WHAT NEEDS TO BE DONE:
Exactly repeat the material, dropping every picture from the copy.

Records from a collection of figures
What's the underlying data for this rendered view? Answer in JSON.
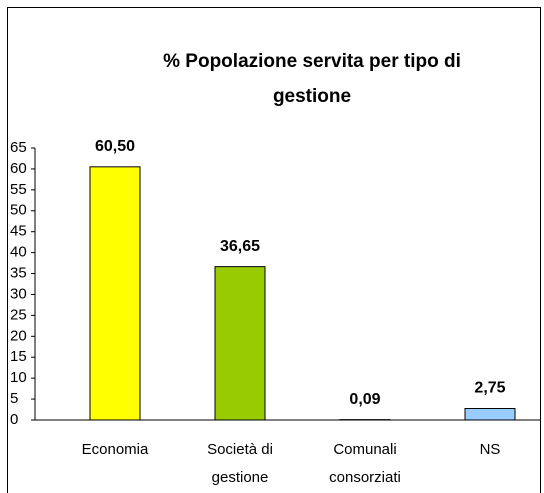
{
  "chart_data": {
    "type": "bar",
    "title": "% Popolazione servita per tipo di gestione",
    "categories": [
      "Economia",
      "Società di gestione",
      "Comunali consorziati",
      "NS"
    ],
    "values": [
      60.5,
      36.65,
      0.09,
      2.75
    ],
    "value_labels": [
      "60,50",
      "36,65",
      "0,09",
      "2,75"
    ],
    "colors": [
      "#ffff00",
      "#99cc00",
      "#9999ff",
      "#99ccff"
    ],
    "ylim": [
      0,
      65
    ],
    "yticks": [
      0,
      5,
      10,
      15,
      20,
      25,
      30,
      35,
      40,
      45,
      50,
      55,
      60,
      65
    ],
    "grid": false
  }
}
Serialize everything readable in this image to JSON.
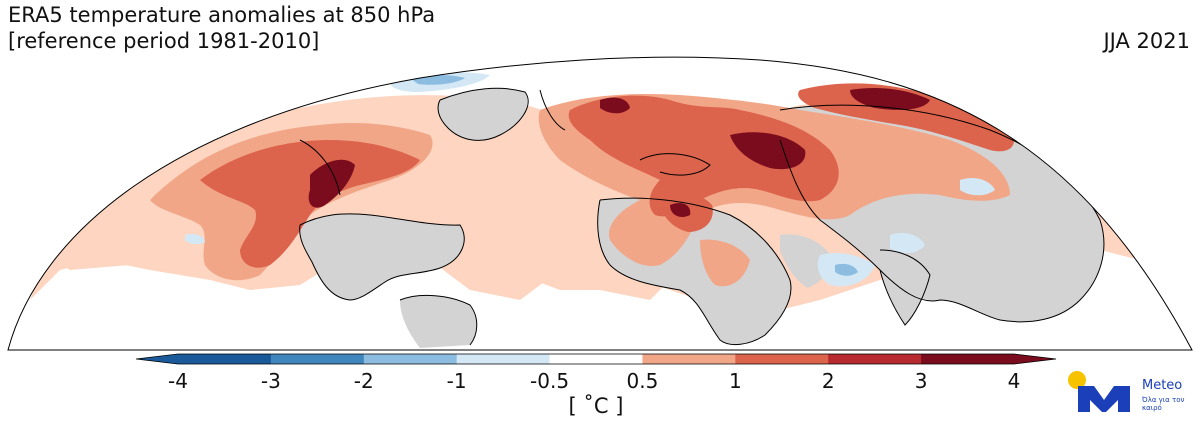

ANSWER TO THIS TASK:
What's the underlying data for this rendered view? Answer in JSON.
{
  "chart_data": {
    "type": "bar",
    "title": "% Popolazione servita per tipo di gestione",
    "categories": [
      "Economia",
      "Società di gestione",
      "Comunali consorziati",
      "NS"
    ],
    "values": [
      60.5,
      36.65,
      0.09,
      2.75
    ],
    "value_labels": [
      "60,50",
      "36,65",
      "0,09",
      "2,75"
    ],
    "colors": [
      "#ffff00",
      "#99cc00",
      "#9999ff",
      "#99ccff"
    ],
    "ylim": [
      0,
      65
    ],
    "yticks": [
      0,
      5,
      10,
      15,
      20,
      25,
      30,
      35,
      40,
      45,
      50,
      55,
      60,
      65
    ],
    "grid": false
  }
}
Serialize everything readable in this image to JSON.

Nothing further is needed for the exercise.